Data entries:
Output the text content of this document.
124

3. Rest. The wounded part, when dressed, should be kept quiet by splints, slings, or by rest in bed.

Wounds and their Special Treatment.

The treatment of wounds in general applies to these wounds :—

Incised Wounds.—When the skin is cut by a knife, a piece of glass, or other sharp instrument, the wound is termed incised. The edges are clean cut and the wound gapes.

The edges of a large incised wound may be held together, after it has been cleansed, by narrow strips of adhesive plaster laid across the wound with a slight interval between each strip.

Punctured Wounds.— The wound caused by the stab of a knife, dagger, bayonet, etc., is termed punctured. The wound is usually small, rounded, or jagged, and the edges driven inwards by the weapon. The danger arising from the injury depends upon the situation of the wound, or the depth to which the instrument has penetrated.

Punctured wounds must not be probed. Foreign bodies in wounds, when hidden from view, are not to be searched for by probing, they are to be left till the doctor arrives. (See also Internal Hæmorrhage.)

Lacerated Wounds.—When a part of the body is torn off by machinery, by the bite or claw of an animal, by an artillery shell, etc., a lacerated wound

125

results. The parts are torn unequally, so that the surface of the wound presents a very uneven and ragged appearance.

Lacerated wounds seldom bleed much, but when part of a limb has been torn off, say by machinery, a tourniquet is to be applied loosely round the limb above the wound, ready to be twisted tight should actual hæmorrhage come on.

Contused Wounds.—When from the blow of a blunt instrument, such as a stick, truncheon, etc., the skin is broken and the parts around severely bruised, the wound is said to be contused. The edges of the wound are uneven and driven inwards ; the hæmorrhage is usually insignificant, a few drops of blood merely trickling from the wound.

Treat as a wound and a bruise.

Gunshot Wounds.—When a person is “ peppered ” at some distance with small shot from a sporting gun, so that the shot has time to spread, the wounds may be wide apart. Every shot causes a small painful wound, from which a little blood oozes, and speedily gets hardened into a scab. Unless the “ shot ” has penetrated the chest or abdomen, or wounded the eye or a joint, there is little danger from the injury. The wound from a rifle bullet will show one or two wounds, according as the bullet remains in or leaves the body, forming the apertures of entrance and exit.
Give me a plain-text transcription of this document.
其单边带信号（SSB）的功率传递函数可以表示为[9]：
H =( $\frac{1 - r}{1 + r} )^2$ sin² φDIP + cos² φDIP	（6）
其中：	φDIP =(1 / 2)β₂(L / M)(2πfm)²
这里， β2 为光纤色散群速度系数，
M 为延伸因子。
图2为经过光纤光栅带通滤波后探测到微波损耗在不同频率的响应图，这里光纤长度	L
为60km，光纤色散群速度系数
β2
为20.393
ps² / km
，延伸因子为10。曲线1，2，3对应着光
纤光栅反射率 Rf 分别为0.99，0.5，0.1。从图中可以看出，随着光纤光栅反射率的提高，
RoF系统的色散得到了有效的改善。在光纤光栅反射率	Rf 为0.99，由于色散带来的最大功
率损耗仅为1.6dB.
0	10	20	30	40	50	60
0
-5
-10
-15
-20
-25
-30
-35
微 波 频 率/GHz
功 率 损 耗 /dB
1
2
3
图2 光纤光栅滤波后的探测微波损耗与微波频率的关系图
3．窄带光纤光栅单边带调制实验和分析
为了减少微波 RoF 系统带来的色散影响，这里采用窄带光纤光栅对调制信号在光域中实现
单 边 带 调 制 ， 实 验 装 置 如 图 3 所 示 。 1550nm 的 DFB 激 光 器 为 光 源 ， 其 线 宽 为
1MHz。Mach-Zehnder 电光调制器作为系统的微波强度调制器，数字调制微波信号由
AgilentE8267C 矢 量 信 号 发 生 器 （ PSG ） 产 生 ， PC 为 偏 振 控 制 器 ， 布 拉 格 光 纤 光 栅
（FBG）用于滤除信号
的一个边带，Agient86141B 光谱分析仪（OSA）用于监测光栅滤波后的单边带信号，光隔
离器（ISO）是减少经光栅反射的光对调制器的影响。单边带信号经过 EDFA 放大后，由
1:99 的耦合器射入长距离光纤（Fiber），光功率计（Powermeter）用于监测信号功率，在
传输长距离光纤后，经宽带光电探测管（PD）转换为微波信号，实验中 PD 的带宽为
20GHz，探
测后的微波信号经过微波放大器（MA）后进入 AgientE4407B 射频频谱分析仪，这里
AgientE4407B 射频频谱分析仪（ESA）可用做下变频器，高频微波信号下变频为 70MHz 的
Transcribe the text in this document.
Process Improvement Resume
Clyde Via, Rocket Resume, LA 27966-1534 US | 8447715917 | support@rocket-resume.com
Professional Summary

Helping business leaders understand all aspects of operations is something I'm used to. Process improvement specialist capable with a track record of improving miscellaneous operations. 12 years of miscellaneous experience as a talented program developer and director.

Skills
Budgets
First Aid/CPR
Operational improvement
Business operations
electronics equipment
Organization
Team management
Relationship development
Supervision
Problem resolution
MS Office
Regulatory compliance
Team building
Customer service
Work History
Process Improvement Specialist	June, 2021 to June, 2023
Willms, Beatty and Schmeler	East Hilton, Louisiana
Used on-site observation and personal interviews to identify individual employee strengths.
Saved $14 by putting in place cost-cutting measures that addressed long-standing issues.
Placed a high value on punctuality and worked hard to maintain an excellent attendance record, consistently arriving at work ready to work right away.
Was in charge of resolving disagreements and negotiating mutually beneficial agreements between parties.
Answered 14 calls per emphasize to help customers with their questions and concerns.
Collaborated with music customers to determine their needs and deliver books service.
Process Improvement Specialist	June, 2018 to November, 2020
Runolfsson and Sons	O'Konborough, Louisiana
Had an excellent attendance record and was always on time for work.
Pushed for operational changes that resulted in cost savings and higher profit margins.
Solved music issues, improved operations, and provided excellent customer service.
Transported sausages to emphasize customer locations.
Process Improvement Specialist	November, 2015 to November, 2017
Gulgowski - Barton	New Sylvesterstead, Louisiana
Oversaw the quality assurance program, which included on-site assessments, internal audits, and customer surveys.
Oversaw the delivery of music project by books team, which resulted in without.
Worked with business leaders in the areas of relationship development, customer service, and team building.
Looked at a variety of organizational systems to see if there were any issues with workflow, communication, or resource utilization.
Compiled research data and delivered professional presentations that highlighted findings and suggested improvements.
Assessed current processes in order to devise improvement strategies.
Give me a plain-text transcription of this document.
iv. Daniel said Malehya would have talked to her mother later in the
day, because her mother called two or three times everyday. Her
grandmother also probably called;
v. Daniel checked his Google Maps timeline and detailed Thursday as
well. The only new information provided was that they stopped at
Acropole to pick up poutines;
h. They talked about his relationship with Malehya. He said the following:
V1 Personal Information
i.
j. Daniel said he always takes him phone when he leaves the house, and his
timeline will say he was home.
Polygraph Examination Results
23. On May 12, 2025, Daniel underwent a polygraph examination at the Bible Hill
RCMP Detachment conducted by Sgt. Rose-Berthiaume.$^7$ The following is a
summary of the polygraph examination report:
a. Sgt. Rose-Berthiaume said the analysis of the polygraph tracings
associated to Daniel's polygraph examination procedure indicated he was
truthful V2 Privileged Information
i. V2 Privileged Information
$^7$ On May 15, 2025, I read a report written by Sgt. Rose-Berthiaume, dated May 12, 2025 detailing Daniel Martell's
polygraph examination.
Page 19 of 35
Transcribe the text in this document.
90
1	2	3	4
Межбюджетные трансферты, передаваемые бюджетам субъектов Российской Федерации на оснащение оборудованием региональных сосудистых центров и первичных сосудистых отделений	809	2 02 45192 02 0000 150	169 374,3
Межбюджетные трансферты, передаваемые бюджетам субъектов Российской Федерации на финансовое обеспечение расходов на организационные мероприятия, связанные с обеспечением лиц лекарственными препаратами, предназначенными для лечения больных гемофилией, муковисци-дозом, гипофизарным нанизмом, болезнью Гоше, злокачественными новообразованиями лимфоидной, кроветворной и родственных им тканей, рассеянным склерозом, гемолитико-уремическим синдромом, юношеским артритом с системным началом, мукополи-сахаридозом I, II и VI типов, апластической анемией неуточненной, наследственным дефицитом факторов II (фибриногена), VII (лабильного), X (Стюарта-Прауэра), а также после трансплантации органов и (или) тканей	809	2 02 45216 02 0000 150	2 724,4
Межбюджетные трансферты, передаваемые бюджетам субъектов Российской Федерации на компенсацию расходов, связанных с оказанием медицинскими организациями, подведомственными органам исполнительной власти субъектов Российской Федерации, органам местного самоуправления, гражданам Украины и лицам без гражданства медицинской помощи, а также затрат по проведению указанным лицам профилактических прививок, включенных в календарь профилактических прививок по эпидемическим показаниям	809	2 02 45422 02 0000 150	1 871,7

= EXERCISE REQUIREMENTS =
Tally how many lines of the data include the word "following". Write the number and nothing else.

= ANSWER BELOW =
2